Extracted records
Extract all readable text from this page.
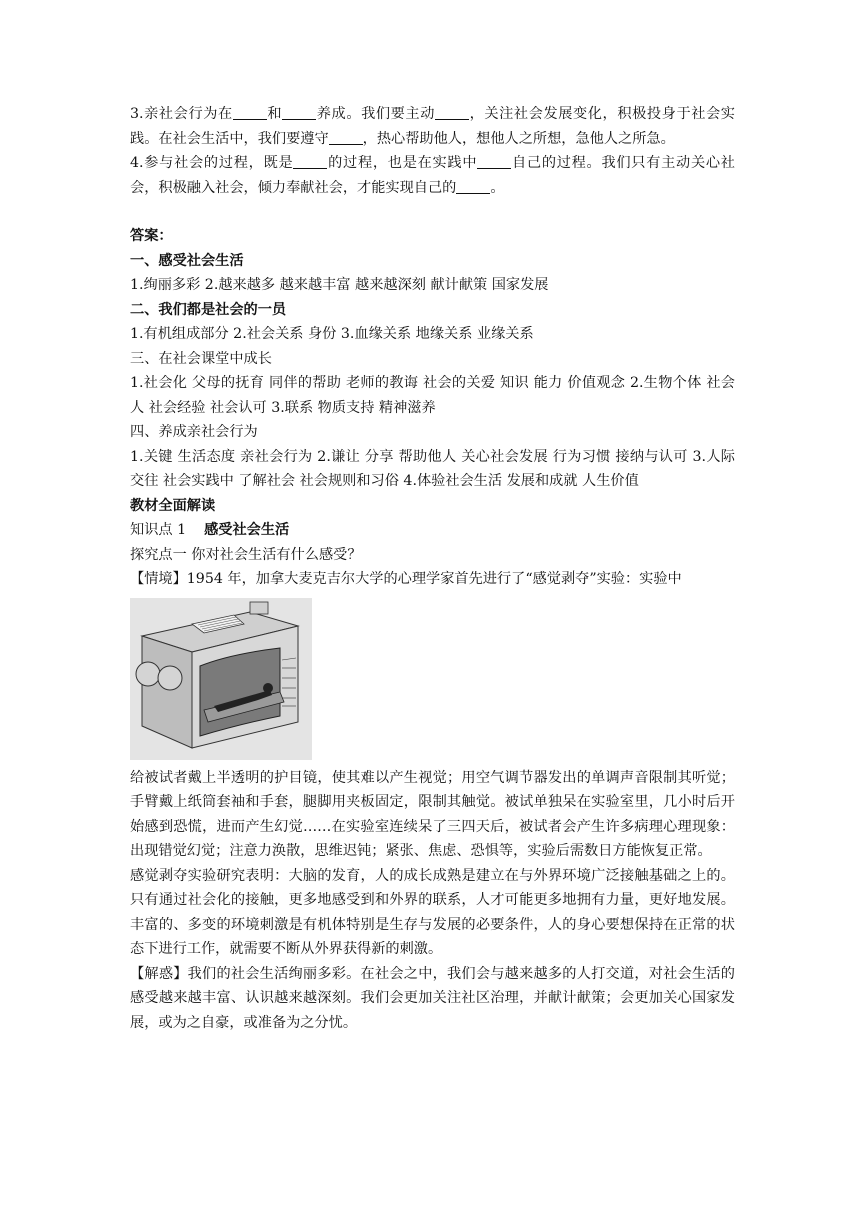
3.亲社会行为在 和 养成。我们要主动 ，关注社会发展变化，积极投身于社会实践。在社会生活中，我们要遵守 ，热心帮助他人，想他人之所想，急他人之所急。

4.参与社会的过程，既是 的过程，也是在实践中 自己的过程。我们只有主动关心社会，积极融入社会，倾力奉献社会，才能实现自己的 。

答案：

一、感受社会生活

1.绚丽多彩 2.越来越多 越来越丰富 越来越深刻 献计献策 国家发展

二、我们都是社会的一员

1.有机组成部分 2.社会关系 身份 3.血缘关系 地缘关系 业缘关系

三、在社会课堂中成长

1.社会化 父母的抚育 同伴的帮助 老师的教诲 社会的关爱 知识 能力 价值观念 2.生物个体 社会人 社会经验 社会认可 3.联系 物质支持 精神滋养

四、养成亲社会行为

1.关键 生活态度 亲社会行为 2.谦让 分享 帮助他人 关心社会发展 行为习惯 接纳与认可 3.人际交往 社会实践中 了解社会 社会规则和习俗 4.体验社会生活 发展和成就 人生价值

教材全面解读

知识点 1 感受社会生活

探究点一 你对社会生活有什么感受？

【情境】1954 年，加拿大麦克吉尔大学的心理学家首先进行了“感觉剥夺”实验：实验中

给被试者戴上半透明的护目镜，使其难以产生视觉；用空气调节器发出的单调声音限制其听觉；手臂戴上纸筒套袖和手套，腿脚用夹板固定，限制其触觉。被试单独呆在实验室里，几小时后开始感到恐慌，进而产生幻觉……在实验室连续呆了三四天后，被试者会产生许多病理心理现象：出现错觉幻觉；注意力涣散，思维迟钝；紧张、焦虑、恐惧等，实验后需数日方能恢复正常。

感觉剥夺实验研究表明：大脑的发育，人的成长成熟是建立在与外界环境广泛接触基础之上的。只有通过社会化的接触，更多地感受到和外界的联系，人才可能更多地拥有力量，更好地发展。丰富的、多变的环境刺激是有机体特别是生存与发展的必要条件，人的身心要想保持在正常的状态下进行工作，就需要不断从外界获得新的刺激。

【解惑】我们的社会生活绚丽多彩。在社会之中，我们会与越来越多的人打交道，对社会生活的感受越来越丰富、认识越来越深刻。我们会更加关注社区治理，并献计献策；会更加关心国家发展，或为之自豪，或准备为之分忧。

- [SHORT TASK] Without including any picture, repeat the data exactly.

- [COMPLETED EXERCISE]
Extract all readable text from this page.
3.亲社会行为在 和 养成。我们要主动 ，关注社会发展变化，积极投身于社会实践。在社会生活中，我们要遵守 ，热心帮助他人，想他人之所想，急他人之所急。

4.参与社会的过程，既是 的过程，也是在实践中 自己的过程。我们只有主动关心社会，积极融入社会，倾力奉献社会，才能实现自己的 。

答案：

一、感受社会生活

1.绚丽多彩 2.越来越多 越来越丰富 越来越深刻 献计献策 国家发展

二、我们都是社会的一员

1.有机组成部分 2.社会关系 身份 3.血缘关系 地缘关系 业缘关系

三、在社会课堂中成长

1.社会化 父母的抚育 同伴的帮助 老师的教诲 社会的关爱 知识 能力 价值观念 2.生物个体 社会人 社会经验 社会认可 3.联系 物质支持 精神滋养

四、养成亲社会行为

1.关键 生活态度 亲社会行为 2.谦让 分享 帮助他人 关心社会发展 行为习惯 接纳与认可 3.人际交往 社会实践中 了解社会 社会规则和习俗 4.体验社会生活 发展和成就 人生价值

教材全面解读

知识点 1 感受社会生活

探究点一 你对社会生活有什么感受？

【情境】1954 年，加拿大麦克吉尔大学的心理学家首先进行了“感觉剥夺”实验：实验中

给被试者戴上半透明的护目镜，使其难以产生视觉；用空气调节器发出的单调声音限制其听觉；手臂戴上纸筒套袖和手套，腿脚用夹板固定，限制其触觉。被试单独呆在实验室里，几小时后开始感到恐慌，进而产生幻觉……在实验室连续呆了三四天后，被试者会产生许多病理心理现象：出现错觉幻觉；注意力涣散，思维迟钝；紧张、焦虑、恐惧等，实验后需数日方能恢复正常。

感觉剥夺实验研究表明：大脑的发育，人的成长成熟是建立在与外界环境广泛接触基础之上的。只有通过社会化的接触，更多地感受到和外界的联系，人才可能更多地拥有力量，更好地发展。丰富的、多变的环境刺激是有机体特别是生存与发展的必要条件，人的身心要想保持在正常的状态下进行工作，就需要不断从外界获得新的刺激。

【解惑】我们的社会生活绚丽多彩。在社会之中，我们会与越来越多的人打交道，对社会生活的感受越来越丰富、认识越来越深刻。我们会更加关注社区治理，并献计献策；会更加关心国家发展，或为之自豪，或准备为之分忧。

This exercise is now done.